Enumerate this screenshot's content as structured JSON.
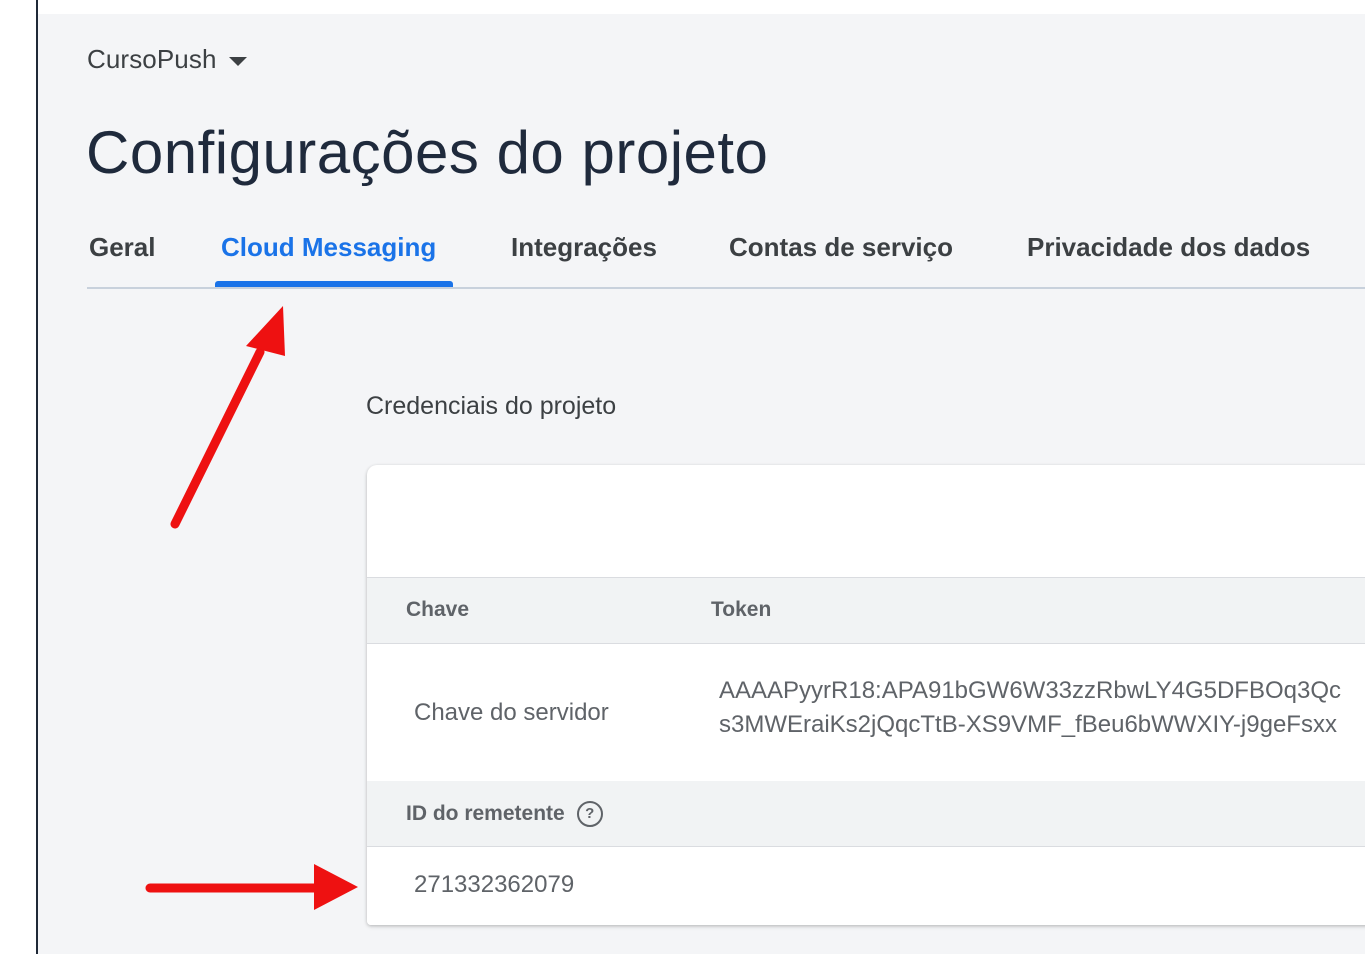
{
  "header": {
    "project_name": "CursoPush",
    "title": "Configurações do projeto"
  },
  "tabs": [
    {
      "label": "Geral",
      "active": false
    },
    {
      "label": "Cloud Messaging",
      "active": true
    },
    {
      "label": "Integrações",
      "active": false
    },
    {
      "label": "Contas de serviço",
      "active": false
    },
    {
      "label": "Privacidade dos dados",
      "active": false
    }
  ],
  "credentials": {
    "section_title": "Credenciais do projeto",
    "columns": {
      "key": "Chave",
      "token": "Token"
    },
    "server_key": {
      "label": "Chave do servidor",
      "token_line1": "AAAAPyyrR18:APA91bGW6W33zzRbwLY4G5DFBOq3Qc",
      "token_line2": "s3MWEraiKs2jQqcTtB-XS9VMF_fBeu6bWWXIY-j9geFsxx"
    },
    "sender_id": {
      "label": "ID do remetente",
      "value": "271332362079"
    }
  },
  "icons": {
    "project_dropdown": "caret-down-icon",
    "help": "help-circle-icon"
  },
  "colors": {
    "accent": "#1a73e8",
    "annotation_arrow": "#ee1111"
  }
}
──────────────────────────────
WHAT THE EXERCISE ASKS
Go through the records. Copy each line where "label" appears.

ANSWER TO THIS PROBLEM
      "label": "Geral",
      "label": "Cloud Messaging",
      "label": "Integrações",
      "label": "Contas de serviço",
      "label": "Privacidade dos dados",
      "label": "Chave do servidor",
      "label": "ID do remetente",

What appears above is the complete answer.